- _Set problem_
Select all lines in the records that include "user".
━━━━━━━━━━━━━━━━
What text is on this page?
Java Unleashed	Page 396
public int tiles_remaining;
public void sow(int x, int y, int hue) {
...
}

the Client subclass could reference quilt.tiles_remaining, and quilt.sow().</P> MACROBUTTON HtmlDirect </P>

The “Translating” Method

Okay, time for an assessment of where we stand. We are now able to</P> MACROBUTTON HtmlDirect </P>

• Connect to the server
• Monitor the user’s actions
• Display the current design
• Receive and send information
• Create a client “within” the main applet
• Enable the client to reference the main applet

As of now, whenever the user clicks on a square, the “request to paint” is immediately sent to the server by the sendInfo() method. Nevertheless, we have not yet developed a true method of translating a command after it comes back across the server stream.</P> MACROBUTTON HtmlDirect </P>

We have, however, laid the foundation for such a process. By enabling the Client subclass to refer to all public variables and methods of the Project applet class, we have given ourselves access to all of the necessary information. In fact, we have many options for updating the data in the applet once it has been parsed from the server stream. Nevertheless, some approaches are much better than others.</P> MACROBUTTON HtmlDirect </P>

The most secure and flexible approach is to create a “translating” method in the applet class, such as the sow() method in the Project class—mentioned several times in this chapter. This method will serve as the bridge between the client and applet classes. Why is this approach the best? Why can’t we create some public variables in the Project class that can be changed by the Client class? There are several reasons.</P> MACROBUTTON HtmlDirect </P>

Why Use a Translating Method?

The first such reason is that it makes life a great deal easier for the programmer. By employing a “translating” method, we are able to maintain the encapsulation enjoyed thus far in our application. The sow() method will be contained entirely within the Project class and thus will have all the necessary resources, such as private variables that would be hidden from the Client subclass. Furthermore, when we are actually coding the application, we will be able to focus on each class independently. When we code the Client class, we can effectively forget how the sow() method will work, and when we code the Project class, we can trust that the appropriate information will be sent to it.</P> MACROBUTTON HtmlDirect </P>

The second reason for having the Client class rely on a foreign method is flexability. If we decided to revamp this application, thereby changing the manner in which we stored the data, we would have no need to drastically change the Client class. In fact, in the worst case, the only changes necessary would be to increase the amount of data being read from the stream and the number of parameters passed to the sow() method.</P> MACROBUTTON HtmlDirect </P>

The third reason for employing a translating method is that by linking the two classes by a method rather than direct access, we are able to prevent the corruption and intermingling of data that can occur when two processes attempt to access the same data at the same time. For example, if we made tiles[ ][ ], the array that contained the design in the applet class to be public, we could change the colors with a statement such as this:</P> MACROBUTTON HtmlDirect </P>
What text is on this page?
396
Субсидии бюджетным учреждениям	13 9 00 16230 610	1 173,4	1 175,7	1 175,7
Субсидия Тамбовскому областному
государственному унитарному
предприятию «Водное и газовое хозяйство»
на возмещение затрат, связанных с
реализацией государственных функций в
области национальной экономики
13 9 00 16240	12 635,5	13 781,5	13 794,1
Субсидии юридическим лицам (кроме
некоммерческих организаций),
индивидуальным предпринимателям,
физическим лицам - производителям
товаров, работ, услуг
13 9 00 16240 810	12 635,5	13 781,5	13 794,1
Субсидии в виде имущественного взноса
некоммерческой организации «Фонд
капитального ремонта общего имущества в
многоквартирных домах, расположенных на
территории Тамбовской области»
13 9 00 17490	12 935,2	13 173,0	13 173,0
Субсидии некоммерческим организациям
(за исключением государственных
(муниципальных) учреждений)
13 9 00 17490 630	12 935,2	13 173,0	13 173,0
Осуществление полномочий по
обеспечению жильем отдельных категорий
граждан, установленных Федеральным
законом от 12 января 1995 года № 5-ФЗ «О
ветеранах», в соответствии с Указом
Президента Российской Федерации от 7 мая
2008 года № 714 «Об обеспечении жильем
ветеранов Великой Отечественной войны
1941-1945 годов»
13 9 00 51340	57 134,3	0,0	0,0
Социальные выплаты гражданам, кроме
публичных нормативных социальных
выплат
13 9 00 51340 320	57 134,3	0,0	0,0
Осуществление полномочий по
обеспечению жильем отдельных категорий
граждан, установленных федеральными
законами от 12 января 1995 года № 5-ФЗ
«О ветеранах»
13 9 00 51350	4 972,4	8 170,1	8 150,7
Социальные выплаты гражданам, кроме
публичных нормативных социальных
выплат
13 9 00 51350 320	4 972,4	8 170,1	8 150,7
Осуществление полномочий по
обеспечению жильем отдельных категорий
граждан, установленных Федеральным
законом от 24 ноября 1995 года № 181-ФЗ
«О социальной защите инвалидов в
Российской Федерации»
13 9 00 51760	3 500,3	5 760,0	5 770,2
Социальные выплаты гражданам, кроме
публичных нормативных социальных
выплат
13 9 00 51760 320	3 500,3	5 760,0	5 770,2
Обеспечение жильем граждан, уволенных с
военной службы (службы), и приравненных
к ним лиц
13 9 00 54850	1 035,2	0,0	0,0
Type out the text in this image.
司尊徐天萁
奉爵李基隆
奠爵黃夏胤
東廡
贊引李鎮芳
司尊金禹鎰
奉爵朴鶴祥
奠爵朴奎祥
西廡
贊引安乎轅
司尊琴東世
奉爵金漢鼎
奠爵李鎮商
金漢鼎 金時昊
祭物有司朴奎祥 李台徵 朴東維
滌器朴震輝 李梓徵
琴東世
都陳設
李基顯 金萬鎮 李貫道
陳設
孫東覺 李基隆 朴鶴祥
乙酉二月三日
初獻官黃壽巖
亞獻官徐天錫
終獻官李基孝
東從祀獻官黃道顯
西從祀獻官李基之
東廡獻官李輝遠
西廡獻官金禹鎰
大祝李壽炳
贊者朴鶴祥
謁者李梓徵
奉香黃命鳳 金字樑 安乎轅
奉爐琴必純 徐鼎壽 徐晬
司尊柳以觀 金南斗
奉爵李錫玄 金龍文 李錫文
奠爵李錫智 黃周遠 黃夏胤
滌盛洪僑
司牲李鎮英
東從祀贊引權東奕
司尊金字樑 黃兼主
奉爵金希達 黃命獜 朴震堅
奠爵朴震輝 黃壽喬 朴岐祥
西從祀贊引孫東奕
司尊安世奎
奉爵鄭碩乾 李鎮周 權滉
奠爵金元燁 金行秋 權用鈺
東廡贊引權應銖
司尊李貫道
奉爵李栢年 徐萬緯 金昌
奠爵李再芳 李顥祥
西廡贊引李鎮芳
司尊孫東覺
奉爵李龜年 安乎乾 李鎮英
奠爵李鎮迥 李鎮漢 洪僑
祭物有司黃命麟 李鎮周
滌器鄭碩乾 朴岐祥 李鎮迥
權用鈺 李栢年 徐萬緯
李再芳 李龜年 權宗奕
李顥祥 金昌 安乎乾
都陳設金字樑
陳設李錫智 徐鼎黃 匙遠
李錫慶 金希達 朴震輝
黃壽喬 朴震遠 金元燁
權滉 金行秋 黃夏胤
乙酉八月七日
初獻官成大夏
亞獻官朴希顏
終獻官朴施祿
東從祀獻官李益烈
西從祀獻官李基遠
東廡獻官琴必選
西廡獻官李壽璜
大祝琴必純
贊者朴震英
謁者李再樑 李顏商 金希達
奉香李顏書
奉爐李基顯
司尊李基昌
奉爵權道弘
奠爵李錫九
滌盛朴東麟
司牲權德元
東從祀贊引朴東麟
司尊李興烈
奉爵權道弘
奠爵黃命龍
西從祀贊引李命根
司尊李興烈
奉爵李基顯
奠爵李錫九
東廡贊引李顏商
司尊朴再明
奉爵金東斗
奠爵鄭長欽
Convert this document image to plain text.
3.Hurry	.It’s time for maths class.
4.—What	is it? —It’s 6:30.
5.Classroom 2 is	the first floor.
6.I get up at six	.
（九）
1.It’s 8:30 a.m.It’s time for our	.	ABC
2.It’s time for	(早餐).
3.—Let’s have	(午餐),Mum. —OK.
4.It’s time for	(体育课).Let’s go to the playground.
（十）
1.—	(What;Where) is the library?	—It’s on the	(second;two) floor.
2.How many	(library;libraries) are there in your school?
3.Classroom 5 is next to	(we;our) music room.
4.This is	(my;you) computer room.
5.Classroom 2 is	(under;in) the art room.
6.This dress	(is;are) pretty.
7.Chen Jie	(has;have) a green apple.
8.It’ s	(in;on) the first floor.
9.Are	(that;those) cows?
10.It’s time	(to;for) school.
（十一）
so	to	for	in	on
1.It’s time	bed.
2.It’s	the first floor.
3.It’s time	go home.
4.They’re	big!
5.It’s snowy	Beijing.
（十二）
━━━━━━━━━━━━━━━━
- _Response_
• Monitor the user’s actions
As of now, whenever the user clicks on a square, the “request to paint” is immediately sent to the server by the sendInfo() method. Nevertheless, we have not yet developed a true method of translating a command after it comes back across the server stream.</P> MACROBUTTON HtmlDirect </P>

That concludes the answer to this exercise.